Note each line that includes the word "boyleg". Copy those lines.

#### Supplied entries

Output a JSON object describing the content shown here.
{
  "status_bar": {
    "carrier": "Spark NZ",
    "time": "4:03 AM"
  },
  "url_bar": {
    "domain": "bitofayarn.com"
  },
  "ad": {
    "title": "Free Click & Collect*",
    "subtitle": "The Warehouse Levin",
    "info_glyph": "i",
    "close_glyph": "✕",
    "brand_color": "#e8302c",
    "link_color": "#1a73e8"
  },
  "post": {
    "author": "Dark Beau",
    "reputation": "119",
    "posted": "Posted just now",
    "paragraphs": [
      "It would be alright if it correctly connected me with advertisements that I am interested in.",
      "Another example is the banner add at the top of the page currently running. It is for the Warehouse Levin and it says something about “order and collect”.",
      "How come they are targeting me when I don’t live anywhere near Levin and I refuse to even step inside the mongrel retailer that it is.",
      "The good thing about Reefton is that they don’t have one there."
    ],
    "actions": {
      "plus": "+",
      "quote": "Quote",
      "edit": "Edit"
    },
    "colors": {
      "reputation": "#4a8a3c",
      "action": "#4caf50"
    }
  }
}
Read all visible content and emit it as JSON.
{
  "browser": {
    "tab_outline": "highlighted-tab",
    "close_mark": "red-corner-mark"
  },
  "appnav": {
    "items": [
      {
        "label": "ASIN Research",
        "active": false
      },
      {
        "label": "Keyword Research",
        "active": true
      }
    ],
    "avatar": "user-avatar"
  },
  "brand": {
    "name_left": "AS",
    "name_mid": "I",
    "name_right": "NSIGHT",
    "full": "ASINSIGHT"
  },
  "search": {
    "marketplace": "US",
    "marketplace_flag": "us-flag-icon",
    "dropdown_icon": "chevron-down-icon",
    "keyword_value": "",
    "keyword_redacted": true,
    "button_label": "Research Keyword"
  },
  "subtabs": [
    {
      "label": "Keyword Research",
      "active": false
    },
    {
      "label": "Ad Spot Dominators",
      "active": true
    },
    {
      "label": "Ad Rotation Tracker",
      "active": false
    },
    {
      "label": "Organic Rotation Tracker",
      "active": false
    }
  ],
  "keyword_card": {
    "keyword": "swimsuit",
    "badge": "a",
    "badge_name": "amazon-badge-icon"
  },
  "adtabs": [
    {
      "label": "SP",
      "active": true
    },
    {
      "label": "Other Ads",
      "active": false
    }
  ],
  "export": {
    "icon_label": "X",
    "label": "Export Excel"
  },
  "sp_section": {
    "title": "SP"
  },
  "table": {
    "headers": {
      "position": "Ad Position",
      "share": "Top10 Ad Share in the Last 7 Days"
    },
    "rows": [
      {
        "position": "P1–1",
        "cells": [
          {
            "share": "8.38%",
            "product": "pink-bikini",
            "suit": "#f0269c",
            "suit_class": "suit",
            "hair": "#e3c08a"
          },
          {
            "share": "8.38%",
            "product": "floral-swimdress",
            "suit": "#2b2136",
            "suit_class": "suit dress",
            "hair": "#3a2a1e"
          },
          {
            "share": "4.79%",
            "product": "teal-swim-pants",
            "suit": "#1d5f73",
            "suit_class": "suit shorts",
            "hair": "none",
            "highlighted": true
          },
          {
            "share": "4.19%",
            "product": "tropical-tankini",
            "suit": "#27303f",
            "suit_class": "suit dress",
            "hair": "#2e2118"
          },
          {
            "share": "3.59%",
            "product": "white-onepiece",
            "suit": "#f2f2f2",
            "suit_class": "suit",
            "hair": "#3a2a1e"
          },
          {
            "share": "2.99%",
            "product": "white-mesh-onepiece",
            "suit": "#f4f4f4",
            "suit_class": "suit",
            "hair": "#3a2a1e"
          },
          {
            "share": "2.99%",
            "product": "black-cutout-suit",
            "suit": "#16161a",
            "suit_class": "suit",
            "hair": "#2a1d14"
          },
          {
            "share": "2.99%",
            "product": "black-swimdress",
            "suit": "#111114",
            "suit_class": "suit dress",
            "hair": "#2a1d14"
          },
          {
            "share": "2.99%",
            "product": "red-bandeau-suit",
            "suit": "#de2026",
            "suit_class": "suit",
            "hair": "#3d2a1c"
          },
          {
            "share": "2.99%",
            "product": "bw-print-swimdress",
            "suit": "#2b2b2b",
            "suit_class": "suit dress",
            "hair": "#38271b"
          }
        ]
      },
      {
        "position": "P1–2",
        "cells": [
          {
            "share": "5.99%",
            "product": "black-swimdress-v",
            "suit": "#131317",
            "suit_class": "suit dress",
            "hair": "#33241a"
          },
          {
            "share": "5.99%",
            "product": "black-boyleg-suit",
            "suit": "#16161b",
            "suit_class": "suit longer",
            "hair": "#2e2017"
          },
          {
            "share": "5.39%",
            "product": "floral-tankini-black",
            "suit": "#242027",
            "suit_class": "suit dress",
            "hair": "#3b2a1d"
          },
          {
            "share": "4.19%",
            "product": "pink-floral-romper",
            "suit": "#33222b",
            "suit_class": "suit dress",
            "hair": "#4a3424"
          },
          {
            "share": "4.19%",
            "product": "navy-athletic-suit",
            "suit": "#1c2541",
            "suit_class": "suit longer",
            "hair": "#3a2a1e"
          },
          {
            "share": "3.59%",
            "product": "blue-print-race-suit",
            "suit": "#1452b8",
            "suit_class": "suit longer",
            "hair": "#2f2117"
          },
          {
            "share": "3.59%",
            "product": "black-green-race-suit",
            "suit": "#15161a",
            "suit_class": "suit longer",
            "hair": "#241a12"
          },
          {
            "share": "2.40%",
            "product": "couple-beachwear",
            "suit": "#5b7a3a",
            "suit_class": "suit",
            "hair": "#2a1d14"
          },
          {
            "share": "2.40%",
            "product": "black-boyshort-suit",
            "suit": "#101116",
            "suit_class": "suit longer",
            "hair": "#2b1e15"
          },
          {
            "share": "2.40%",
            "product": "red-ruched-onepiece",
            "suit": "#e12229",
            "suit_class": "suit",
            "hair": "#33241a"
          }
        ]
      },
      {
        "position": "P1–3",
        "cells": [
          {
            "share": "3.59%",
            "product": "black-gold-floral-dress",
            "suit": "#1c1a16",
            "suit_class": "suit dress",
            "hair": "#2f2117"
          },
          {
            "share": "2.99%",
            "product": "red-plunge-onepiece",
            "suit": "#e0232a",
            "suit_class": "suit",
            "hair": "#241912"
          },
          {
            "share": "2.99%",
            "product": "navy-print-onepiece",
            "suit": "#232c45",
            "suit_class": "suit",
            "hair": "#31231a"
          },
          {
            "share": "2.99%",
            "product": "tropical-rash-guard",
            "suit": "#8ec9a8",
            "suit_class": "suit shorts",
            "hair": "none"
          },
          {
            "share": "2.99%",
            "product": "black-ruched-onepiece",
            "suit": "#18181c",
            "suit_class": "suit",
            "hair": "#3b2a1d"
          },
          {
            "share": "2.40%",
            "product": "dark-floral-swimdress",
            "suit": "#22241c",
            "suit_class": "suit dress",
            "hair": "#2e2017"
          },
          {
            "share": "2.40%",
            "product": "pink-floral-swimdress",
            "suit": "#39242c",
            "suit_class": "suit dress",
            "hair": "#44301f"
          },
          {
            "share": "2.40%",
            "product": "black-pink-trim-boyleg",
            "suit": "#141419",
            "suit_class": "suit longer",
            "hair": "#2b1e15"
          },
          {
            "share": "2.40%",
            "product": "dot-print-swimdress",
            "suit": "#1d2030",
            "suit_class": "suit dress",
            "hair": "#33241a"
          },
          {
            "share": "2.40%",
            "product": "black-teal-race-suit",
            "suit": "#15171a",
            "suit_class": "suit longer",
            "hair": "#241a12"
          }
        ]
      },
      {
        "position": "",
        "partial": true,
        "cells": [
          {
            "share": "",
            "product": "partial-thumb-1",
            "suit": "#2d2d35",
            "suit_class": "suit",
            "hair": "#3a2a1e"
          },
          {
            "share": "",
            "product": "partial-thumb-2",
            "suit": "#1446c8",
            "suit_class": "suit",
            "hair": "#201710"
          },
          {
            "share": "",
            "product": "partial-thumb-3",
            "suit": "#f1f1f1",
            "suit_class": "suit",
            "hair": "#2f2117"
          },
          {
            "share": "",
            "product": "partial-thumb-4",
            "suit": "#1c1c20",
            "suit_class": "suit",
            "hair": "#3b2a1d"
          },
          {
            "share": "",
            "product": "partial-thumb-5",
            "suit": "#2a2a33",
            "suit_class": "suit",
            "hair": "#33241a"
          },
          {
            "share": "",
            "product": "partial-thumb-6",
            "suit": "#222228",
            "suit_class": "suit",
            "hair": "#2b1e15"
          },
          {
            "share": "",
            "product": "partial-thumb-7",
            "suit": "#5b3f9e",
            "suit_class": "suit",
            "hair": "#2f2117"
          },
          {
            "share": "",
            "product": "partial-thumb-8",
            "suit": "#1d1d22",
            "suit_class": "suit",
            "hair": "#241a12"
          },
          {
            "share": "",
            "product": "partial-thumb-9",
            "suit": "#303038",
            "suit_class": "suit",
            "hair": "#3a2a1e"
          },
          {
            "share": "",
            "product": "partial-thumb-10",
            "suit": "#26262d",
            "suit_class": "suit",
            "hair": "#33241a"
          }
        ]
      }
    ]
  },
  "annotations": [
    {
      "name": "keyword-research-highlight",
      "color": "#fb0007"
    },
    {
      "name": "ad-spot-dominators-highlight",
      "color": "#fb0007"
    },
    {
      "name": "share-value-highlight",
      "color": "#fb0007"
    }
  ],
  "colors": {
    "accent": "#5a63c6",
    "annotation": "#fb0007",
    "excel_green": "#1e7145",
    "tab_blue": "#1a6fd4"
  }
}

########

## Answer below
            "product": "black-boyleg-suit",
            "product": "black-pink-trim-boyleg",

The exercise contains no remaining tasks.